#### WRITTEN REQUEST:
Pick out each line of the records in which the word "values" appears.

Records
********************

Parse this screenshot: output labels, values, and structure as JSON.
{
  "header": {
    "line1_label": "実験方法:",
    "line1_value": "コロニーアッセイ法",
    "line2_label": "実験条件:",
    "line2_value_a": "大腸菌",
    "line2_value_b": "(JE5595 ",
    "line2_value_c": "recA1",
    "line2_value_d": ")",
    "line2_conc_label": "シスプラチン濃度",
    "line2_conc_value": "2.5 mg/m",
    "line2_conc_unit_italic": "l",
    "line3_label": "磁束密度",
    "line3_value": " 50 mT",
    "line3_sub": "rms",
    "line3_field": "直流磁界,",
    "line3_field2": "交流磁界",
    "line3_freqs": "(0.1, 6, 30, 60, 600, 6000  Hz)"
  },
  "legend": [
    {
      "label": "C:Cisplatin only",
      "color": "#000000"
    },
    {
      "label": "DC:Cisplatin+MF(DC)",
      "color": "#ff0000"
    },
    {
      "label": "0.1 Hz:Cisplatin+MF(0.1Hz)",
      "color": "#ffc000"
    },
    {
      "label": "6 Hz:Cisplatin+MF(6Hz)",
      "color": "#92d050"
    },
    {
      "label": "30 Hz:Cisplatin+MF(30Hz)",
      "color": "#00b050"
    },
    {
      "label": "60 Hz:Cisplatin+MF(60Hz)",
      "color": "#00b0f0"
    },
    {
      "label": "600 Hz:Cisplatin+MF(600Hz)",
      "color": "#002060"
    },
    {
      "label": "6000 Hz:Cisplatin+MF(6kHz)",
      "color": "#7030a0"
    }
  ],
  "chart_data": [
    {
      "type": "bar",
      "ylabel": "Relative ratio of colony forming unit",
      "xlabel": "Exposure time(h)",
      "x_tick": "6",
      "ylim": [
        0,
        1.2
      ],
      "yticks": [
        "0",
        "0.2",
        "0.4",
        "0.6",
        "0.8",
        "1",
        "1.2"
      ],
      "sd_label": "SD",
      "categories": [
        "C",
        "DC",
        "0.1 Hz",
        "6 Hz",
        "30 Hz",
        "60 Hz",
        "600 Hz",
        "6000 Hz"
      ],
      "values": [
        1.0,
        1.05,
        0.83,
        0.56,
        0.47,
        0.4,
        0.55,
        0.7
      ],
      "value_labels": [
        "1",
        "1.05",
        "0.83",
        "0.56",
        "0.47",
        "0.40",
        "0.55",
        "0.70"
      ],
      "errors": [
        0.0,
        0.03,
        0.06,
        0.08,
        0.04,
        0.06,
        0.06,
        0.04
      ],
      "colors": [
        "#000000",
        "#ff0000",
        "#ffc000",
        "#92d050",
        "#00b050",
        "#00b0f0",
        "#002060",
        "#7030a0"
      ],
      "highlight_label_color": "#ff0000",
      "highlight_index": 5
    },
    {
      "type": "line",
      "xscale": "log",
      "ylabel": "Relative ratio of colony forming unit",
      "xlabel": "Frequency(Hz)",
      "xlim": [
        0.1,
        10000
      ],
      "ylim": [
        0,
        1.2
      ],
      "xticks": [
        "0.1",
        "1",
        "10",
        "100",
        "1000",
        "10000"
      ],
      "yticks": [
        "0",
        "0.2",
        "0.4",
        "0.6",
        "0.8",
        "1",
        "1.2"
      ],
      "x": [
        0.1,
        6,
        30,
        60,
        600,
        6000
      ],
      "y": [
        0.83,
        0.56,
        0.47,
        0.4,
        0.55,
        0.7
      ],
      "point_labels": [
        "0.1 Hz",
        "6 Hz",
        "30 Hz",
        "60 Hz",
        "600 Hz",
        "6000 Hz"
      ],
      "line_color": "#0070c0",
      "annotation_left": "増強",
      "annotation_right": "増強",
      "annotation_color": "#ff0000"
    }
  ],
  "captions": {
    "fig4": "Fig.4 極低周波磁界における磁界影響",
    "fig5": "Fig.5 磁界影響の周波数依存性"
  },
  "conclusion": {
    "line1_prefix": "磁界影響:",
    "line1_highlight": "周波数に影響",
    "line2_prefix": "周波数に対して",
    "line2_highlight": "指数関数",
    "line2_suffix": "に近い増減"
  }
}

********************

#### WORKED ANSWER:
Parse this screenshot: output labels, values, and structure as JSON.
      "values": [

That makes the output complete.